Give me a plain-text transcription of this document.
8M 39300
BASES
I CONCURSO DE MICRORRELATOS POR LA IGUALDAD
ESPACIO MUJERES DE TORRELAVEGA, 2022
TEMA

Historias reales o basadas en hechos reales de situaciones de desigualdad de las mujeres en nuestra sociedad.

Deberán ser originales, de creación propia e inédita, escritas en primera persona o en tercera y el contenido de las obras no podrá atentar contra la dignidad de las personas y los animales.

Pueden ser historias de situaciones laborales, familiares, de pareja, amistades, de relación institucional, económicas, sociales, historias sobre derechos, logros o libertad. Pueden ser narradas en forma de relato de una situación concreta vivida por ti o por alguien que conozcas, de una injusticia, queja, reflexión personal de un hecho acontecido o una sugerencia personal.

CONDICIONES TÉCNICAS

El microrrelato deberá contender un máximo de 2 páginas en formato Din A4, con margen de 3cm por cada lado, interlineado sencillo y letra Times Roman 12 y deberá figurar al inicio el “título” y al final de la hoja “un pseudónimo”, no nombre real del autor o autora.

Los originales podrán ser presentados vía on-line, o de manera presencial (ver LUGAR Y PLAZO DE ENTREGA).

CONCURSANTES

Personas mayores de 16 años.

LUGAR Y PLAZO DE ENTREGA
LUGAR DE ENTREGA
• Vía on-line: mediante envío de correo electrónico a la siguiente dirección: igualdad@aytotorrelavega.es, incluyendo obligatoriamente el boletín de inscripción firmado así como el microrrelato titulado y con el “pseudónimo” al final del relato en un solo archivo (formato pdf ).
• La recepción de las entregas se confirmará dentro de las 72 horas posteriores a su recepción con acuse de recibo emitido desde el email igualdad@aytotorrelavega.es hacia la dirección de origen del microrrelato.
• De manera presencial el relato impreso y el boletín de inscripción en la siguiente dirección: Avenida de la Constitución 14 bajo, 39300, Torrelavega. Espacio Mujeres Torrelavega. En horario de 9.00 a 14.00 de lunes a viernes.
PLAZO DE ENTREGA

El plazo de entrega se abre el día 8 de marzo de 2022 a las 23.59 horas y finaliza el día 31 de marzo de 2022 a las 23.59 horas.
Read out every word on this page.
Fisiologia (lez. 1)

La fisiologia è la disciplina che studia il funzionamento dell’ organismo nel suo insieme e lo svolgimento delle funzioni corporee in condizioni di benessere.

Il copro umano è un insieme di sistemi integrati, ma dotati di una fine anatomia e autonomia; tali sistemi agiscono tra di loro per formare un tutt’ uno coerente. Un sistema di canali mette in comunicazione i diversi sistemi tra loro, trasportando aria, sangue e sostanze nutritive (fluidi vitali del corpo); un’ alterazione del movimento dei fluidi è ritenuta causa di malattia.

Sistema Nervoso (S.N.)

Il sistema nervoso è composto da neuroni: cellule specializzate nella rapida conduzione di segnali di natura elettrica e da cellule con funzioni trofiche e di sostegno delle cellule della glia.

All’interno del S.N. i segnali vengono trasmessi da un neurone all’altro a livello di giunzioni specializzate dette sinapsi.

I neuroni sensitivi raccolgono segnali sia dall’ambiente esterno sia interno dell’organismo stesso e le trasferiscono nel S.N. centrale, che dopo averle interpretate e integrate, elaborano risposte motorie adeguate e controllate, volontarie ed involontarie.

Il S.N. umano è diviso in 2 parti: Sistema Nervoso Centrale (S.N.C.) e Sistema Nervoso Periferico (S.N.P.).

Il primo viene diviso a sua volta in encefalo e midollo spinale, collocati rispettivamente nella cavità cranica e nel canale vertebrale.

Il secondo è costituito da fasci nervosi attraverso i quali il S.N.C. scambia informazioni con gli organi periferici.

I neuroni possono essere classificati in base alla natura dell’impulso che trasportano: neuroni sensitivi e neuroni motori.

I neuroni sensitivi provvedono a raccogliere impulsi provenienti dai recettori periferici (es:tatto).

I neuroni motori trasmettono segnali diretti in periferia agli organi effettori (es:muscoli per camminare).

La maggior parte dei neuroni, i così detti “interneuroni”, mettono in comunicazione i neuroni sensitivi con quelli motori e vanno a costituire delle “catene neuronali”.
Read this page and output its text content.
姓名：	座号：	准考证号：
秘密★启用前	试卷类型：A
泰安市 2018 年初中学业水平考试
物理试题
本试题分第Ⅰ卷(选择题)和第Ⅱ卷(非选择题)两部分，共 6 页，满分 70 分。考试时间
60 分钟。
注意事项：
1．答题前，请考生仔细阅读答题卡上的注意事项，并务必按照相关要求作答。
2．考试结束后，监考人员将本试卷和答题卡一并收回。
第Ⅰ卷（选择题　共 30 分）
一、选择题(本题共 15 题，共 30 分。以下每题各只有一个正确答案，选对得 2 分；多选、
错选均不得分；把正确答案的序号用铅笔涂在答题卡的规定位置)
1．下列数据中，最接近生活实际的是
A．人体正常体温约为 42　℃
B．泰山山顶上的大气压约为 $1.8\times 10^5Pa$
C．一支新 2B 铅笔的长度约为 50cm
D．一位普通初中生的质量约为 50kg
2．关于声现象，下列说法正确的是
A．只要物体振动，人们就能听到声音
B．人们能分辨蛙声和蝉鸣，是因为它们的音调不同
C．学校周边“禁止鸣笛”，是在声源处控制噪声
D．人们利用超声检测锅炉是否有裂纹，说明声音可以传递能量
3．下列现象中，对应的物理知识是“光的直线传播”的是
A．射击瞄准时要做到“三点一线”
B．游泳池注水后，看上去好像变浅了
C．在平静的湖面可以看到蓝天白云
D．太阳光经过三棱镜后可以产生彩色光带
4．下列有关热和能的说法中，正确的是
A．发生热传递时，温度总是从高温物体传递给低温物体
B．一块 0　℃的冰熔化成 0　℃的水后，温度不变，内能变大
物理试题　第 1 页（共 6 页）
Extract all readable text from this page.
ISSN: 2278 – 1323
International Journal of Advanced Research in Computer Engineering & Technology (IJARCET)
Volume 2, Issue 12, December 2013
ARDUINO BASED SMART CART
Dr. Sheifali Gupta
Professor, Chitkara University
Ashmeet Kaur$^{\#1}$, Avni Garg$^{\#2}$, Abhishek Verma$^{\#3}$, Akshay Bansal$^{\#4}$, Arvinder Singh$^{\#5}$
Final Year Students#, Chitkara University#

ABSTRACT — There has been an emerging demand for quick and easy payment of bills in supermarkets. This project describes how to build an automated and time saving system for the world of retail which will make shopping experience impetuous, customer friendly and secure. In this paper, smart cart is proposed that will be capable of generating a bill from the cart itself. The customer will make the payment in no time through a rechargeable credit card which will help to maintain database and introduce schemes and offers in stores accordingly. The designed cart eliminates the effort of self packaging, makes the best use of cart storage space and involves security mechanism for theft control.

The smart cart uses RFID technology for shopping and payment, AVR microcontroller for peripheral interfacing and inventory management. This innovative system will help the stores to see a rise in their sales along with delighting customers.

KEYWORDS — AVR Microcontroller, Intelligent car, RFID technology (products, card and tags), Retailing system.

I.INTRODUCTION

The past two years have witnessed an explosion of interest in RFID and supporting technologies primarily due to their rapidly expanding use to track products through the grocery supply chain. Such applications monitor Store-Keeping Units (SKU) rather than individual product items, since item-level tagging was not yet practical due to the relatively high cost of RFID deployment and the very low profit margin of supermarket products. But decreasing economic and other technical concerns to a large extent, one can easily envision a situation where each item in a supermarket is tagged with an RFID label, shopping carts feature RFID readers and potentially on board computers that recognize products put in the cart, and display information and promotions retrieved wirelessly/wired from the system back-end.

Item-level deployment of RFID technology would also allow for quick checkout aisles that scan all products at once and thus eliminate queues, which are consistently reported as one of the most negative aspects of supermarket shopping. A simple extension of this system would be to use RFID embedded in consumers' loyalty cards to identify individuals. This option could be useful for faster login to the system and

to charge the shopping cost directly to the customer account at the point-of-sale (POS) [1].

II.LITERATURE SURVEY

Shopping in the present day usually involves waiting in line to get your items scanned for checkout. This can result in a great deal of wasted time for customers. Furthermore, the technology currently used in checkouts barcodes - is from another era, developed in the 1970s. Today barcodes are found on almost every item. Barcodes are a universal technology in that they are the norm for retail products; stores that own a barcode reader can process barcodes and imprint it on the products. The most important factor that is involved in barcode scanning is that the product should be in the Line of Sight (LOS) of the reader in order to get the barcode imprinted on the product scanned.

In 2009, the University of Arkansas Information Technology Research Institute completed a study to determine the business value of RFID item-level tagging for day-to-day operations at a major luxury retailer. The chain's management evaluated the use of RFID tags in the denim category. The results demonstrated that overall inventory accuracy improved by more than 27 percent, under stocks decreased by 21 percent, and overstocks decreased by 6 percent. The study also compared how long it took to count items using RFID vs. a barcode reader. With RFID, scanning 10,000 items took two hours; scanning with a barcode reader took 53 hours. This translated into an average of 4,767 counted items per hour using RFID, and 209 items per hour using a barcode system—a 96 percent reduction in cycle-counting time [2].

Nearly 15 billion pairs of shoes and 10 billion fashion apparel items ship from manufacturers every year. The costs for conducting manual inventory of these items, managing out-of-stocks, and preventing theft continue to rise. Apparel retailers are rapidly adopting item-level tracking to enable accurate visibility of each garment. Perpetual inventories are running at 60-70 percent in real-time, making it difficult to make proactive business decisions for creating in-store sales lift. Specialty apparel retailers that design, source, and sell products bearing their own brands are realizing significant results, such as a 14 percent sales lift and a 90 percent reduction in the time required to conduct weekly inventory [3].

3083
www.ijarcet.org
··········
▶ **Aim**
Identify the lines in the entries above that contain "manera", then copy them out.

▶ **Solution to this task**
Los originales podrán ser presentados vía on-line, o de manera presencial (ver LUGAR Y PLAZO DE ENTREGA).
• De manera presencial el relato impreso y el boletín de inscripción en la siguiente dirección: Avenida de la Constitución 14 bajo, 39300, Torrelavega. Espacio Mujeres Torrelavega. En horario de 9.00 a 14.00 de lunes a viernes.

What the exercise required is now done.